**Problem details**
Copy out the data exactly, everything from the line containing "category: Category PIPELINE [664,217,762,229]" down to the line containing "enter-comments-label: Enter Comments", including both of those lines.

···

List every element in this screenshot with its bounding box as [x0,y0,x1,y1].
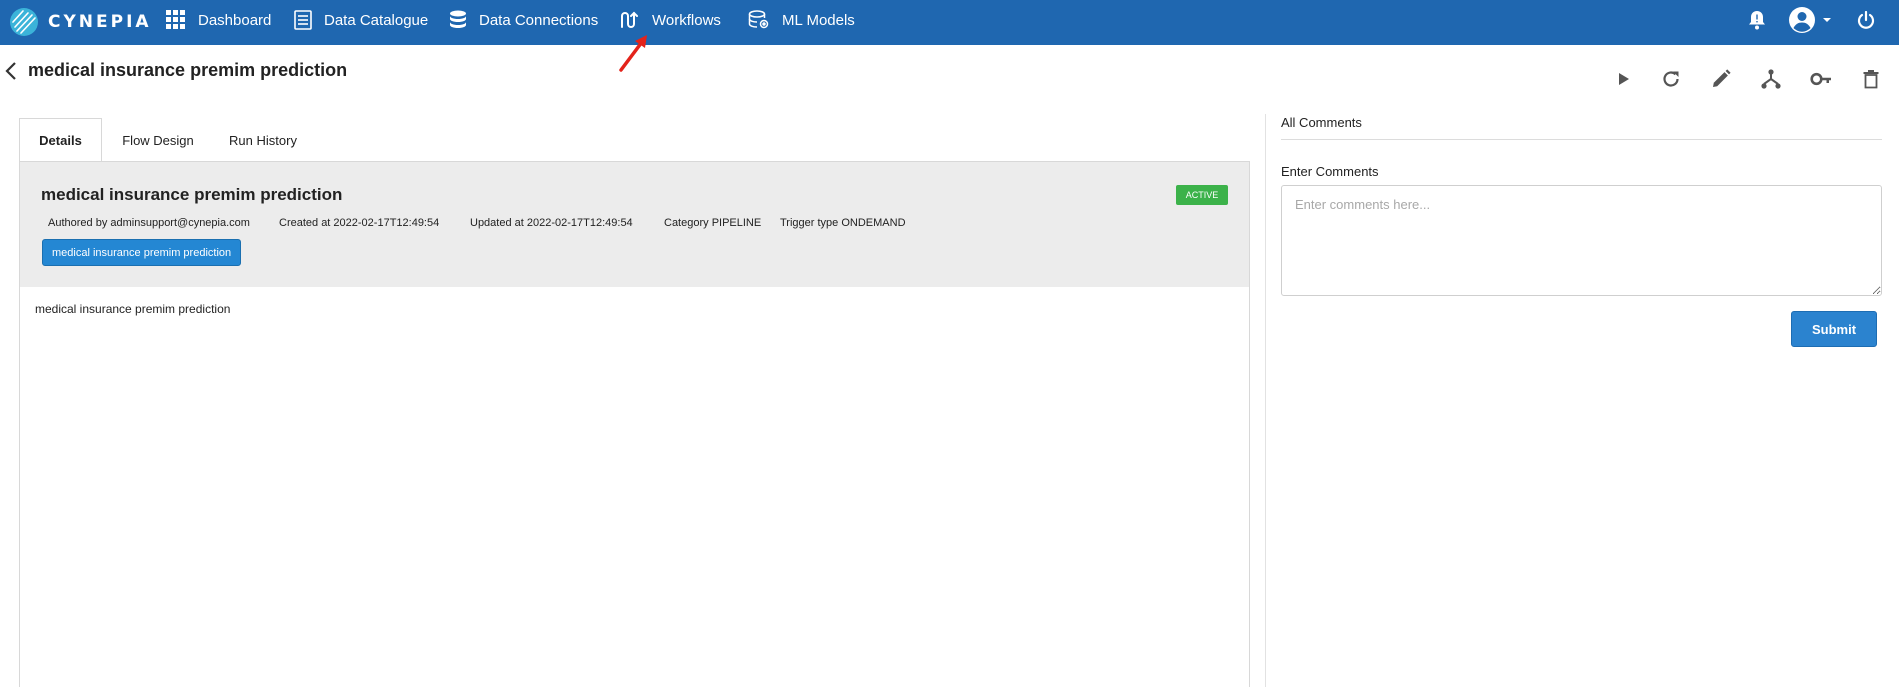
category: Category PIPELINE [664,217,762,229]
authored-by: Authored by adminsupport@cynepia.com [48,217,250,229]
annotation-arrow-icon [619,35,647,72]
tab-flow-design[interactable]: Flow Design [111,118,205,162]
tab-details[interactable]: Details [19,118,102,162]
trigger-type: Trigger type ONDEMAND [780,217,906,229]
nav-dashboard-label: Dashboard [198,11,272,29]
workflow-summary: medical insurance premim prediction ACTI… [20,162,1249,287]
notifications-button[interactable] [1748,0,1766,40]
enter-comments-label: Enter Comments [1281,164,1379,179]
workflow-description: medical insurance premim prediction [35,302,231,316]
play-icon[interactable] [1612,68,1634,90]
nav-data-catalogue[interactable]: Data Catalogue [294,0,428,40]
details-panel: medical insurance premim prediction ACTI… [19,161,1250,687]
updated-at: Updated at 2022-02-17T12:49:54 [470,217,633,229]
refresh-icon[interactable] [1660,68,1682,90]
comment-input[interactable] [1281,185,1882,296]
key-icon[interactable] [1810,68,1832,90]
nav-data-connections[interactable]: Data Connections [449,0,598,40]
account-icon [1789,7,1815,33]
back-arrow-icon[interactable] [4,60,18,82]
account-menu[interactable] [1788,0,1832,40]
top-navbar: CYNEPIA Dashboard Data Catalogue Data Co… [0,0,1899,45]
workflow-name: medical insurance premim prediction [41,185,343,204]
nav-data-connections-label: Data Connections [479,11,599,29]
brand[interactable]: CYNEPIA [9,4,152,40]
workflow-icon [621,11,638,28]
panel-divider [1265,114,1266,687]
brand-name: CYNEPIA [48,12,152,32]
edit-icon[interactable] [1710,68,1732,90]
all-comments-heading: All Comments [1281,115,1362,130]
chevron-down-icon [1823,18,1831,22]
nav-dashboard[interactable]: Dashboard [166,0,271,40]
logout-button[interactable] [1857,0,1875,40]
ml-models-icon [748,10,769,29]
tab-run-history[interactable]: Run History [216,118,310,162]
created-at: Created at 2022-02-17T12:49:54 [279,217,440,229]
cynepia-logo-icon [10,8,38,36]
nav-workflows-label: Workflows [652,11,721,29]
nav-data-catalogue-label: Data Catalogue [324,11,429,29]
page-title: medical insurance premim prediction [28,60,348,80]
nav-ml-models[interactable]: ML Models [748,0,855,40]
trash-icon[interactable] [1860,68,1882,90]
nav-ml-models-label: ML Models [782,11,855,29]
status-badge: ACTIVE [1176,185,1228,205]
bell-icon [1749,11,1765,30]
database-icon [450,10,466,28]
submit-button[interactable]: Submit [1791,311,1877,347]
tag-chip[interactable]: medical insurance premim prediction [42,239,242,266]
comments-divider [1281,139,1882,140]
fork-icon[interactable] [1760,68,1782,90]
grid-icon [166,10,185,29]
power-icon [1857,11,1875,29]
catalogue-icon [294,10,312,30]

···

**Completed task**
category: Category PIPELINE [664,217,762,229]
authored-by: Authored by adminsupport@cynepia.com [48,217,250,229]
annotation-arrow-icon [619,35,647,72]
tab-flow-design[interactable]: Flow Design [111,118,205,162]
tab-details[interactable]: Details [19,118,102,162]
trigger-type: Trigger type ONDEMAND [780,217,906,229]
nav-dashboard-label: Dashboard [198,11,272,29]
workflow-summary: medical insurance premim prediction ACTI… [20,162,1249,287]
notifications-button[interactable] [1748,0,1766,40]
enter-comments-label: Enter Comments [1281,164,1379,179]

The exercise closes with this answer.